- **TASK DESCRIPTION**
Take the line that contains "Output a JSON" and each line after it in the material below, and transcribe them exactly, stopping at the end.

- **SUPPLIED MATERIAL**
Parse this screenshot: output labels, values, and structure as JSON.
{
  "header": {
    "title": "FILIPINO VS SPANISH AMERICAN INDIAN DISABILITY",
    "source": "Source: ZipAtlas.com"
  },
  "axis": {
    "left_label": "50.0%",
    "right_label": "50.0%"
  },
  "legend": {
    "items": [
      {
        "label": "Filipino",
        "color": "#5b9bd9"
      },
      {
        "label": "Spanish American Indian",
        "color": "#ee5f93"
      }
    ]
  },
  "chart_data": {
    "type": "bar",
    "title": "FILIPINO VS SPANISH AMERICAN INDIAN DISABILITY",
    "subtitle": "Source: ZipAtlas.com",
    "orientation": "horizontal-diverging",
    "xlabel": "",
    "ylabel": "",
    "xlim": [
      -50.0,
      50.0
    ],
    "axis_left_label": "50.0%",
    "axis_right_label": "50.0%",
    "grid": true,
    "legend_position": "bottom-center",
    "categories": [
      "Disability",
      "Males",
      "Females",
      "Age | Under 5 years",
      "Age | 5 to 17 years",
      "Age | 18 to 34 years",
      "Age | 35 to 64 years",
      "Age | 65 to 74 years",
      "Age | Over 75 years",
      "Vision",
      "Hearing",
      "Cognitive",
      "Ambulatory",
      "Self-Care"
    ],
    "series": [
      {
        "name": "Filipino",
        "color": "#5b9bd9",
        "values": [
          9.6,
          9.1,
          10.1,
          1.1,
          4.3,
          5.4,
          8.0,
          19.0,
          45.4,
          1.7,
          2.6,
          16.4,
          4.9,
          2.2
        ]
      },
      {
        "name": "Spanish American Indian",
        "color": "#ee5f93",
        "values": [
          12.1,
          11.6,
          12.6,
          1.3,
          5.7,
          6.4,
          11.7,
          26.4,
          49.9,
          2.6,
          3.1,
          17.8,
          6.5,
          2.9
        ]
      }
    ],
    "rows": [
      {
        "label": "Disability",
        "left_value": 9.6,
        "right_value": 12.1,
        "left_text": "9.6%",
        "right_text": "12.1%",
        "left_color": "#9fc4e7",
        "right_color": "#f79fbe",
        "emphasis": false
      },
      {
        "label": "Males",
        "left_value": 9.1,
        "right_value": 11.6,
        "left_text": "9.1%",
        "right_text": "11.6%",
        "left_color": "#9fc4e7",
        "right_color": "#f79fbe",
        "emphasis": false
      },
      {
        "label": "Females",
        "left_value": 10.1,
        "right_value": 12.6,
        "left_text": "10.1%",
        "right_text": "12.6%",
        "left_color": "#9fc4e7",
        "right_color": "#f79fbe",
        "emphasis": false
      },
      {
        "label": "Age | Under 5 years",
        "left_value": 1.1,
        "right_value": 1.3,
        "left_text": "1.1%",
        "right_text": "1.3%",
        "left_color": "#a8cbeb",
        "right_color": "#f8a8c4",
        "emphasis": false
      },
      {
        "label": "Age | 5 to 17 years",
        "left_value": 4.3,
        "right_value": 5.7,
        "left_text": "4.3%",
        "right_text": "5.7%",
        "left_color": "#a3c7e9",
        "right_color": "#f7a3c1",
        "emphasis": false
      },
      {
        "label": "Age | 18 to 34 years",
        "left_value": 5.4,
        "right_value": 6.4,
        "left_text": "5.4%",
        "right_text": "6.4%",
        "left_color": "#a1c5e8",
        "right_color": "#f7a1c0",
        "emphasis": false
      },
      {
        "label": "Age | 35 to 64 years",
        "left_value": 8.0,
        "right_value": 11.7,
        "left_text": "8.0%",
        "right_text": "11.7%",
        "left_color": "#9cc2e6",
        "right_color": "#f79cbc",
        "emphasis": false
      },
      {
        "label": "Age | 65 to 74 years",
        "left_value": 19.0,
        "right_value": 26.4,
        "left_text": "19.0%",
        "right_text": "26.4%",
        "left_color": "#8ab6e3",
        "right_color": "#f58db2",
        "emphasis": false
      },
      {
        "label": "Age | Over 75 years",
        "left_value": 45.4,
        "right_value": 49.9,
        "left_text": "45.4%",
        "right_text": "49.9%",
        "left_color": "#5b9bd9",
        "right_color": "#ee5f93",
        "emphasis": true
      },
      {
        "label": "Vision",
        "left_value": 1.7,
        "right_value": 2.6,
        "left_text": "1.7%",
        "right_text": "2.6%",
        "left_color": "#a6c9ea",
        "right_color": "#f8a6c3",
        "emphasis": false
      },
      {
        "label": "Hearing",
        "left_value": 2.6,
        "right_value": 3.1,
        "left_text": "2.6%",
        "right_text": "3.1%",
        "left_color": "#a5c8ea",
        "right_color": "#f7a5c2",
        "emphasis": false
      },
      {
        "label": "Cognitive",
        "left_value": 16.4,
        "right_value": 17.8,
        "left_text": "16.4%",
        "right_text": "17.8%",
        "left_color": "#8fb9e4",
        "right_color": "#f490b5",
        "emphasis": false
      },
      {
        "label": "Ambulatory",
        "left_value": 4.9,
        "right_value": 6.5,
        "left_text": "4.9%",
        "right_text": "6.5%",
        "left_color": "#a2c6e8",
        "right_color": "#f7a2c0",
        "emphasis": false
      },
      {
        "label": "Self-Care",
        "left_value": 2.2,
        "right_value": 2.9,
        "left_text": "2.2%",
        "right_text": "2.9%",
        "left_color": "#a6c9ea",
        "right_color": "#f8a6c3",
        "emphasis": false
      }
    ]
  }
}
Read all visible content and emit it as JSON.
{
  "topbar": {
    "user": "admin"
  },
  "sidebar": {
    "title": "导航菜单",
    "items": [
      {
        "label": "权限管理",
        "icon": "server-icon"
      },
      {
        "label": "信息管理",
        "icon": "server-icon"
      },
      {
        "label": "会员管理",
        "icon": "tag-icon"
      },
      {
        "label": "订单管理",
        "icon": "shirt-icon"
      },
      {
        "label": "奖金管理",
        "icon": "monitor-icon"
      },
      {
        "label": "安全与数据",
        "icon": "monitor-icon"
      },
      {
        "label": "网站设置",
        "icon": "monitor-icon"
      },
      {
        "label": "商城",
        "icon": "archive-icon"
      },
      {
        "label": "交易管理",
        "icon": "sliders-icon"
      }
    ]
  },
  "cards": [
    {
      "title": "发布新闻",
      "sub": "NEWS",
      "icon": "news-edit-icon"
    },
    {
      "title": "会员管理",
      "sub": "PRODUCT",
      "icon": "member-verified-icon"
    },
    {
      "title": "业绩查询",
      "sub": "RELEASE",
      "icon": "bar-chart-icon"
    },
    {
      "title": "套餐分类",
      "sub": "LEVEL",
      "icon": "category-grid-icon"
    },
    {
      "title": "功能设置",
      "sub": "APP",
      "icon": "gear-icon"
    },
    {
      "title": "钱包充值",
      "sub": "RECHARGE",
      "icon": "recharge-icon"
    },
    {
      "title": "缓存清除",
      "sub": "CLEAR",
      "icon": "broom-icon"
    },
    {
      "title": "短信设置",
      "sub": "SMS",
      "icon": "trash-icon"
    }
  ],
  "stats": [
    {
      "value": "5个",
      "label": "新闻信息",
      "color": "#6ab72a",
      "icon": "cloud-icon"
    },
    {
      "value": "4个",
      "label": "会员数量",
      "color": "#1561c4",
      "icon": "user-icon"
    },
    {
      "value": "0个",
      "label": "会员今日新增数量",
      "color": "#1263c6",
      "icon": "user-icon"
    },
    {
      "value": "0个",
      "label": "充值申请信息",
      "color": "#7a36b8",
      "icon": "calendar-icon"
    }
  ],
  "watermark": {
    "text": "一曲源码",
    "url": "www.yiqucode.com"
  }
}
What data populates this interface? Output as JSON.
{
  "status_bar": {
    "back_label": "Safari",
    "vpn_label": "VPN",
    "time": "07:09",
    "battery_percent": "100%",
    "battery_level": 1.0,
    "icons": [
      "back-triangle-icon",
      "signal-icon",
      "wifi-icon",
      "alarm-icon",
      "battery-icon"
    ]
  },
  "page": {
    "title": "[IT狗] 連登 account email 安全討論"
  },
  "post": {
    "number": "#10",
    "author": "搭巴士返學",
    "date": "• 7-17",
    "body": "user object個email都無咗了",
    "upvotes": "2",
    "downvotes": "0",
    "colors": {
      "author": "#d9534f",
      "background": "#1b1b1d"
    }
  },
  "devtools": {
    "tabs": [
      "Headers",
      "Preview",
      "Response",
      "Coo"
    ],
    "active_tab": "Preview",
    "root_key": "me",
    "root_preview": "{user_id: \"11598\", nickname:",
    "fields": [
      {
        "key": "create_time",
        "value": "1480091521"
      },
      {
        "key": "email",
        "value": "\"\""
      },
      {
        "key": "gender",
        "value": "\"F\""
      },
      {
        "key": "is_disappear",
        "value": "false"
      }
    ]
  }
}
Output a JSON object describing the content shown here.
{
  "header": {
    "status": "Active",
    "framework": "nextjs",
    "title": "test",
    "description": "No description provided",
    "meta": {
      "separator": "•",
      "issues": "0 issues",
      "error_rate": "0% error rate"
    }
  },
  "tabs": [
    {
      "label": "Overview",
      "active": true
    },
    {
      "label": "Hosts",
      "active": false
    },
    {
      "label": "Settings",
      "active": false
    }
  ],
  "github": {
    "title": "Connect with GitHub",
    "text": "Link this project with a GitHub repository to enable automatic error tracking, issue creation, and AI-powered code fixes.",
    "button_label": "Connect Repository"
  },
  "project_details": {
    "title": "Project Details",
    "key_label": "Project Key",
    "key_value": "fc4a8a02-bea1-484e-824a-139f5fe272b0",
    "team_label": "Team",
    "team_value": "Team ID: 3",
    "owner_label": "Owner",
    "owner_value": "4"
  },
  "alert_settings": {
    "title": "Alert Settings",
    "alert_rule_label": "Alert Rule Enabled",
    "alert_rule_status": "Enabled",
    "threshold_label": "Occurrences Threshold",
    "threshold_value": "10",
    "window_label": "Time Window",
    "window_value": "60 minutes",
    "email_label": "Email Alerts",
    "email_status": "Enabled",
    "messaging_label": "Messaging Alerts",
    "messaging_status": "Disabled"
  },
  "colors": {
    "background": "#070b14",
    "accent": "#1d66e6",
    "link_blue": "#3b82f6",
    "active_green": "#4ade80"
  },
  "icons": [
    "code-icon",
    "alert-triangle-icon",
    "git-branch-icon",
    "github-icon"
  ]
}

- **FULL RESPONSE**
Output a JSON object describing the content shown here.
{
  "header": {
    "status": "Active",
    "framework": "nextjs",
    "title": "test",
    "description": "No description provided",
    "meta": {
      "separator": "•",
      "issues": "0 issues",
      "error_rate": "0% error rate"
    }
  },
  "tabs": [
    {
      "label": "Overview",
      "active": true
    },
    {
      "label": "Hosts",
      "active": false
    },
    {
      "label": "Settings",
      "active": false
    }
  ],
  "github": {
    "title": "Connect with GitHub",
    "text": "Link this project with a GitHub repository to enable automatic error tracking, issue creation, and AI-powered code fixes.",
    "button_label": "Connect Repository"
  },
  "project_details": {
    "title": "Project Details",
    "key_label": "Project Key",
    "key_value": "fc4a8a02-bea1-484e-824a-139f5fe272b0",
    "team_label": "Team",
    "team_value": "Team ID: 3",
    "owner_label": "Owner",
    "owner_value": "4"
  },
  "alert_settings": {
    "title": "Alert Settings",
    "alert_rule_label": "Alert Rule Enabled",
    "alert_rule_status": "Enabled",
    "threshold_label": "Occurrences Threshold",
    "threshold_value": "10",
    "window_label": "Time Window",
    "window_value": "60 minutes",
    "email_label": "Email Alerts",
    "email_status": "Enabled",
    "messaging_label": "Messaging Alerts",
    "messaging_status": "Disabled"
  },
  "colors": {
    "background": "#070b14",
    "accent": "#1d66e6",
    "link_blue": "#3b82f6",
    "active_green": "#4ade80"
  },
  "icons": [
    "code-icon",
    "alert-triangle-icon",
    "git-branch-icon",
    "github-icon"
  ]
}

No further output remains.